Give the data below again exactly as written, without its pictures.

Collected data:
★ ★ ★ ★ ★

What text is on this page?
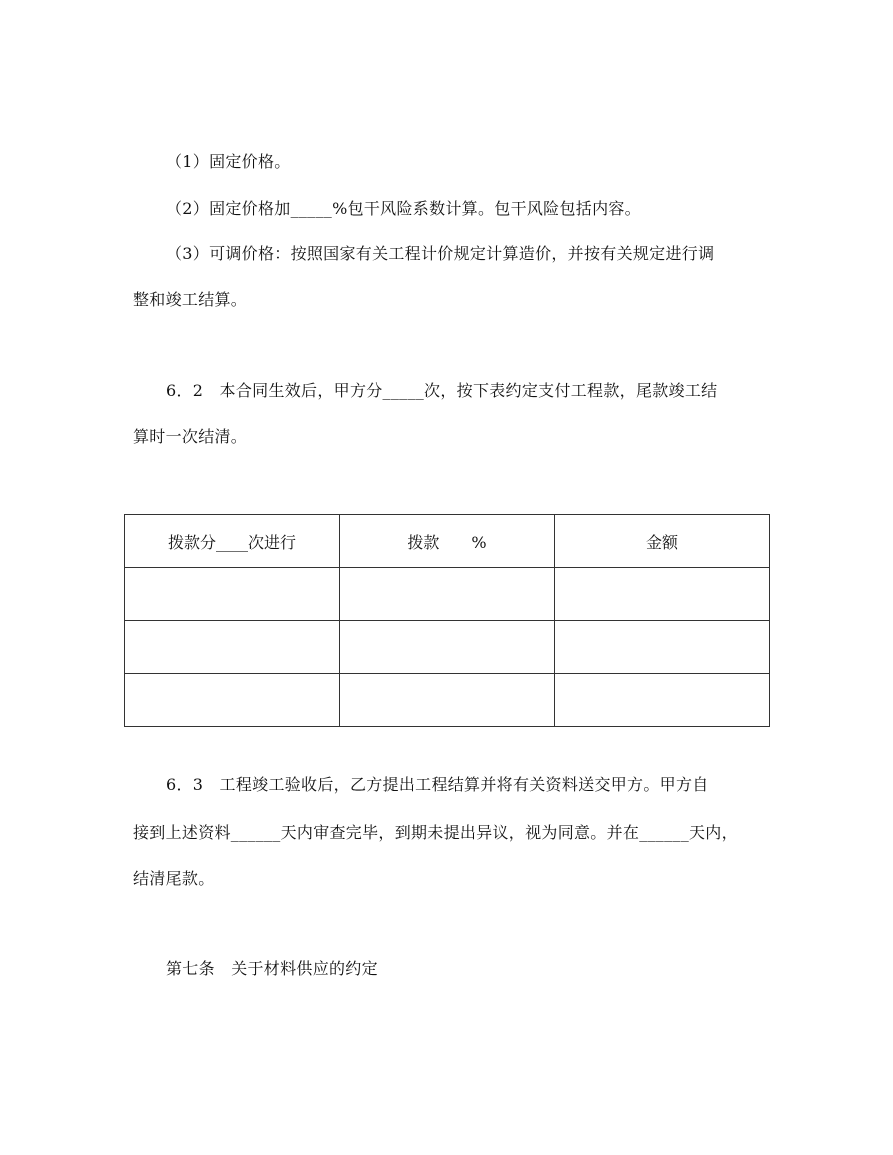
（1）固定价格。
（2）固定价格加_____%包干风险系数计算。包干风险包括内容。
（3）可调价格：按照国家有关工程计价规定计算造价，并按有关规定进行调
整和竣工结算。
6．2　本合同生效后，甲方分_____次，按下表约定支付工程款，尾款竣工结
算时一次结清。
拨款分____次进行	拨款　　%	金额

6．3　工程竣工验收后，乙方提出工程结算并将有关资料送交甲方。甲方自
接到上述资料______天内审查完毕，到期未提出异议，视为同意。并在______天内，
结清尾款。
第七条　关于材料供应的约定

★ ★ ★ ★ ★

Output for this exercise:
What text is on this page?
（1）固定价格。
（2）固定价格加_____%包干风险系数计算。包干风险包括内容。
（3）可调价格：按照国家有关工程计价规定计算造价，并按有关规定进行调
整和竣工结算。
6．2　本合同生效后，甲方分_____次，按下表约定支付工程款，尾款竣工结
算时一次结清。
拨款分____次进行	拨款　　%	金额

6．3　工程竣工验收后，乙方提出工程结算并将有关资料送交甲方。甲方自
接到上述资料______天内审查完毕，到期未提出异议，视为同意。并在______天内，
结清尾款。
第七条　关于材料供应的约定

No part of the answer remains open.